▶ **Record set**:
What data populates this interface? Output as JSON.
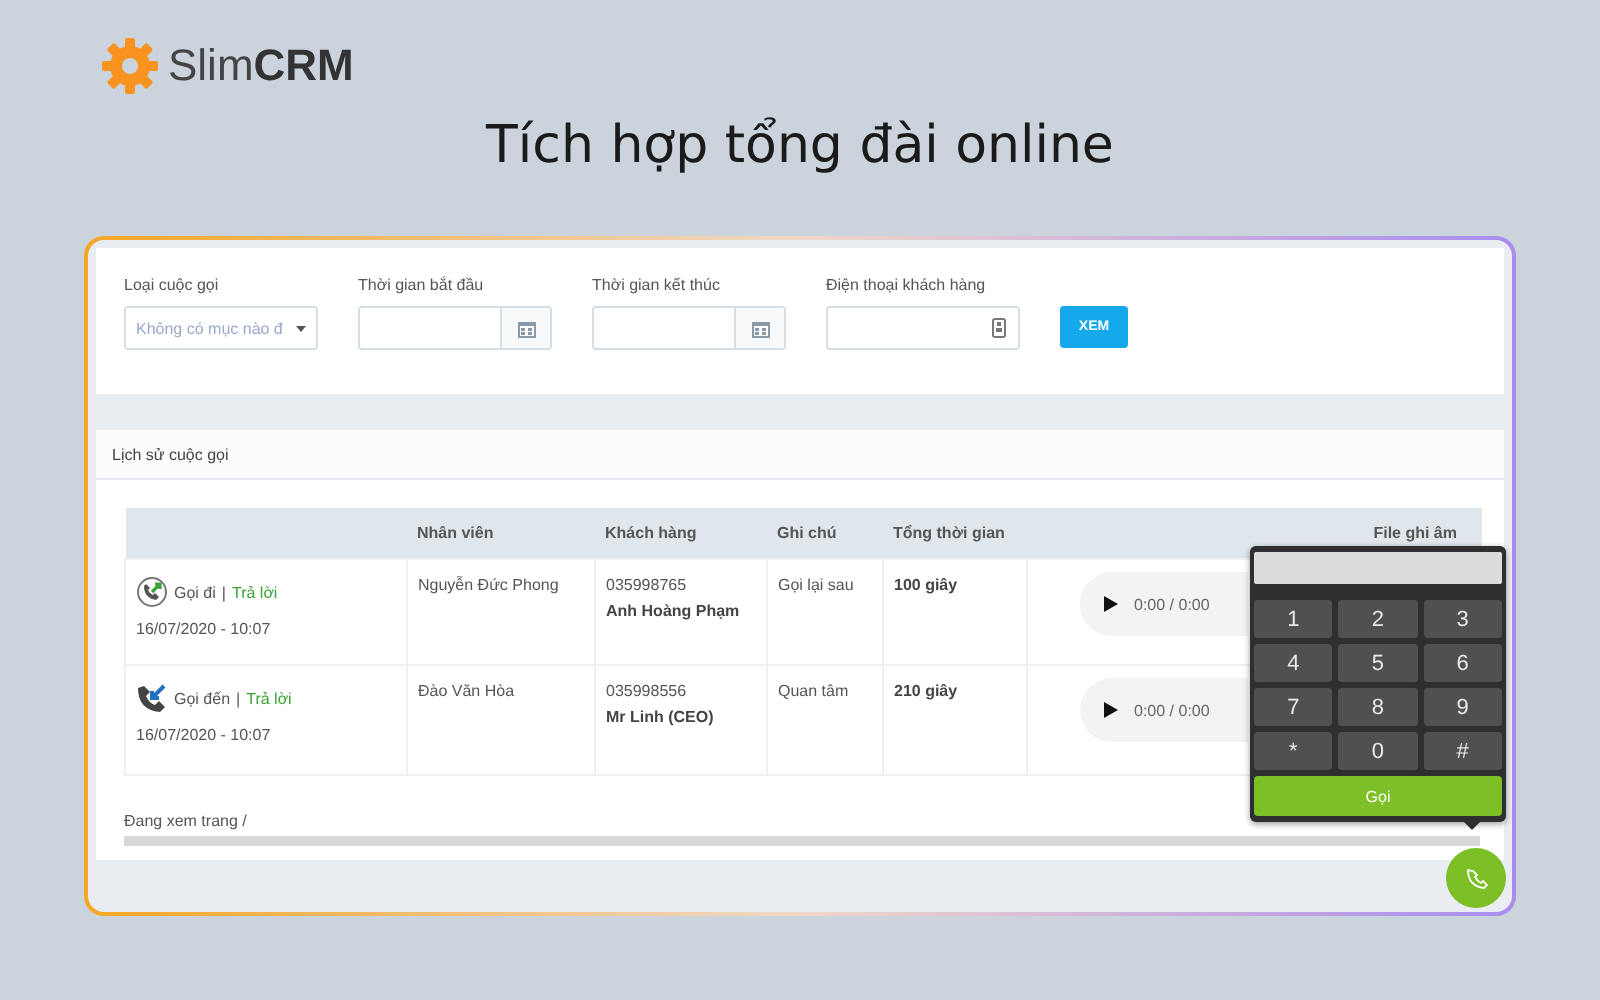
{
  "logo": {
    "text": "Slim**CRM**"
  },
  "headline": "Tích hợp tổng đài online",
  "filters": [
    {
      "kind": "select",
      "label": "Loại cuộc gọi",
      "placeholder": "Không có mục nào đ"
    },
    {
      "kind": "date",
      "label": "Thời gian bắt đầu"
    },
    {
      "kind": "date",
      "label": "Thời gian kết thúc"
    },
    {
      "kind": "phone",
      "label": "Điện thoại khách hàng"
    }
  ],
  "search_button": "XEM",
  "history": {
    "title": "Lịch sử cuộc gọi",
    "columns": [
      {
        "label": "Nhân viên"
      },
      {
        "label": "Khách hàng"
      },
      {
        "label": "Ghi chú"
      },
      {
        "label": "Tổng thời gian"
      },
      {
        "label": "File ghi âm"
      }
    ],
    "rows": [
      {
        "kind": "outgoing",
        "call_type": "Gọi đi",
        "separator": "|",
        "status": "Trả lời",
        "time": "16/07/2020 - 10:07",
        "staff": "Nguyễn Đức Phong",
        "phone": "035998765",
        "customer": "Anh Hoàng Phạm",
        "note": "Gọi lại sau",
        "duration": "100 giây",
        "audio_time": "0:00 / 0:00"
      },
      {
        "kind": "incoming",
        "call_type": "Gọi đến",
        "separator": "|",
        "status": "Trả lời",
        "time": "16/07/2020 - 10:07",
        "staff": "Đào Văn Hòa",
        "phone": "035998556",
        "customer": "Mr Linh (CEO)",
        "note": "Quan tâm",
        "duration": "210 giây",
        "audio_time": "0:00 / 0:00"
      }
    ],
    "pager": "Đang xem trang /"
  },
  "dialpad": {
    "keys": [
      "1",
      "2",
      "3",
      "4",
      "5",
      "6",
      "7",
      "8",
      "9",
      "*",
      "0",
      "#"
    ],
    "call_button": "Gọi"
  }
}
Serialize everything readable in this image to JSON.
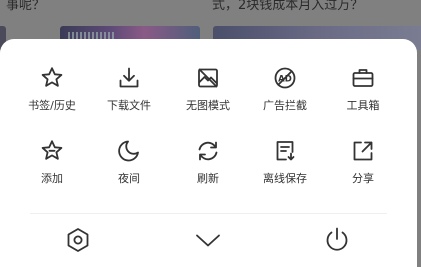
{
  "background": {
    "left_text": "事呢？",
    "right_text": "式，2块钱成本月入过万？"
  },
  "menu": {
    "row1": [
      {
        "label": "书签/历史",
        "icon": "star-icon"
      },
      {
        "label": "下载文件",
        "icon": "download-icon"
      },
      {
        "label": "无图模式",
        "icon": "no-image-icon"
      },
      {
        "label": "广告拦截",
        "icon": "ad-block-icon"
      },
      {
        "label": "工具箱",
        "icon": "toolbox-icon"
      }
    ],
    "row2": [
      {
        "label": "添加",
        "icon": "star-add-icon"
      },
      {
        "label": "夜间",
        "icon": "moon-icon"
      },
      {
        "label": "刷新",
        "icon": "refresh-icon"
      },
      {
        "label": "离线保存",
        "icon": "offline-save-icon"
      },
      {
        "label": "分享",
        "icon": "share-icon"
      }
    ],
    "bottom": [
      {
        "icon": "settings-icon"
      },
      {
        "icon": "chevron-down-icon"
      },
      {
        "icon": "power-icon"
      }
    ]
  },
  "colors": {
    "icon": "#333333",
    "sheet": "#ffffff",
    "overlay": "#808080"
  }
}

▶ **Prompt**:
Pictures are excluded; copy every other part of the records exactly.

▶ **Reply**:
What data populates this interface? Output as JSON.
{
  "logo": {
    "text": "Slim**CRM**"
  },
  "headline": "Tích hợp tổng đài online",
  "filters": [
    {
      "kind": "select",
      "label": "Loại cuộc gọi",
      "placeholder": "Không có mục nào đ"
    },
    {
      "kind": "date",
      "label": "Thời gian bắt đầu"
    },
    {
      "kind": "date",
      "label": "Thời gian kết thúc"
    },
    {
      "kind": "phone",
      "label": "Điện thoại khách hàng"
    }
  ],
  "search_button": "XEM",
  "history": {
    "title": "Lịch sử cuộc gọi",
    "columns": [
      {
        "label": "Nhân viên"
      },
      {
        "label": "Khách hàng"
      },
      {
        "label": "Ghi chú"
      },
      {
        "label": "Tổng thời gian"
      },
      {
        "label": "File ghi âm"
      }
    ],
    "rows": [
      {
        "kind": "outgoing",
        "call_type": "Gọi đi",
        "separator": "|",
        "status": "Trả lời",
        "time": "16/07/2020 - 10:07",
        "staff": "Nguyễn Đức Phong",
        "phone": "035998765",
        "customer": "Anh Hoàng Phạm",
        "note": "Gọi lại sau",
        "duration": "100 giây",
        "audio_time": "0:00 / 0:00"
      },
      {
        "kind": "incoming",
        "call_type": "Gọi đến",
        "separator": "|",
        "status": "Trả lời",
        "time": "16/07/2020 - 10:07",
        "staff": "Đào Văn Hòa",
        "phone": "035998556",
        "customer": "Mr Linh (CEO)",
        "note": "Quan tâm",
        "duration": "210 giây",
        "audio_time": "0:00 / 0:00"
      }
    ],
    "pager": "Đang xem trang /"
  },
  "dialpad": {
    "keys": [
      "1",
      "2",
      "3",
      "4",
      "5",
      "6",
      "7",
      "8",
      "9",
      "*",
      "0",
      "#"
    ],
    "call_button": "Gọi"
  }
}
Serialize everything readable in this image to JSON.
{
  "background": {
    "left_text": "事呢？",
    "right_text": "式，2块钱成本月入过万？"
  },
  "menu": {
    "row1": [
      {
        "label": "书签/历史",
        "icon": "star-icon"
      },
      {
        "label": "下载文件",
        "icon": "download-icon"
      },
      {
        "label": "无图模式",
        "icon": "no-image-icon"
      },
      {
        "label": "广告拦截",
        "icon": "ad-block-icon"
      },
      {
        "label": "工具箱",
        "icon": "toolbox-icon"
      }
    ],
    "row2": [
      {
        "label": "添加",
        "icon": "star-add-icon"
      },
      {
        "label": "夜间",
        "icon": "moon-icon"
      },
      {
        "label": "刷新",
        "icon": "refresh-icon"
      },
      {
        "label": "离线保存",
        "icon": "offline-save-icon"
      },
      {
        "label": "分享",
        "icon": "share-icon"
      }
    ],
    "bottom": [
      {
        "icon": "settings-icon"
      },
      {
        "icon": "chevron-down-icon"
      },
      {
        "icon": "power-icon"
      }
    ]
  },
  "colors": {
    "icon": "#333333",
    "sheet": "#ffffff",
    "overlay": "#808080"
  }
}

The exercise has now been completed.